** BEGIN **

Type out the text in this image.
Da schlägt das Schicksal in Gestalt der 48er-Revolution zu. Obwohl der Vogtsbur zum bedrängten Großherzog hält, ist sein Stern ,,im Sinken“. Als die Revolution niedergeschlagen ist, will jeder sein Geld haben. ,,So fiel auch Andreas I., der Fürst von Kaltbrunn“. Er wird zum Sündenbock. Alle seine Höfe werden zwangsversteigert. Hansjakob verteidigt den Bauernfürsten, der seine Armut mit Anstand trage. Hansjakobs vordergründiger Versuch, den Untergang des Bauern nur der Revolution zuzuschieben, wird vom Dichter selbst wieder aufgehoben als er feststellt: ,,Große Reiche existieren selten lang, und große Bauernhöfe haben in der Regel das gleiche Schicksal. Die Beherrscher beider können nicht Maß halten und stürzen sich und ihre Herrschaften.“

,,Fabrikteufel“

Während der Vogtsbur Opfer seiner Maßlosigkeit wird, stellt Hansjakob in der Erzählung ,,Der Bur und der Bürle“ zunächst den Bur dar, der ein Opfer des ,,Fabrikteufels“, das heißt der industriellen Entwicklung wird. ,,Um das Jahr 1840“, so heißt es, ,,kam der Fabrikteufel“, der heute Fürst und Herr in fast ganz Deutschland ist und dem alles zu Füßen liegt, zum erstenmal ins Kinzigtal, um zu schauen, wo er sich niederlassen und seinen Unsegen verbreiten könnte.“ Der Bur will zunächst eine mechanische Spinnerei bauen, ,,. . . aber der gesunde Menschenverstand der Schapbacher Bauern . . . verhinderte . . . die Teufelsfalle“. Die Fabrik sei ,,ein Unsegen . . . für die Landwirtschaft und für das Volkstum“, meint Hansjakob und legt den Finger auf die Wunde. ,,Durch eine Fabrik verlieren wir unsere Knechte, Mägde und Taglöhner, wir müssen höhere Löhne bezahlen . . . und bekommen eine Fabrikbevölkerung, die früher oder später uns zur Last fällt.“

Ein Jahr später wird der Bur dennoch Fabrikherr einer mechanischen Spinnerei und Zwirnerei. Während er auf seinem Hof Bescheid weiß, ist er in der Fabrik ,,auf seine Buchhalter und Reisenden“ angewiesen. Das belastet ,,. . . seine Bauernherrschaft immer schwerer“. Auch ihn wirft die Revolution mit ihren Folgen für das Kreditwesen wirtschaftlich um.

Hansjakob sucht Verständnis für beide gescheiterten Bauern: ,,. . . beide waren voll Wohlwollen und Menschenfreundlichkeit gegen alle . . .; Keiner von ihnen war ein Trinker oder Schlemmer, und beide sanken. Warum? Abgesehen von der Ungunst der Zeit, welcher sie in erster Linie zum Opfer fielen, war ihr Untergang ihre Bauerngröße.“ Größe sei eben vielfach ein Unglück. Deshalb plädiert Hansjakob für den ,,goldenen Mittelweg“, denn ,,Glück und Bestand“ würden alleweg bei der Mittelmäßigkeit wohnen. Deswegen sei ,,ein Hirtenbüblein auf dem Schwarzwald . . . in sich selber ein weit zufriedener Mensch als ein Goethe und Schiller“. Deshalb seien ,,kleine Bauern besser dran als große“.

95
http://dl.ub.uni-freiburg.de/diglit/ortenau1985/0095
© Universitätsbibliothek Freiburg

** END **

For the entries above, state how many lines contain the word "Während". Provide the number by itself.

2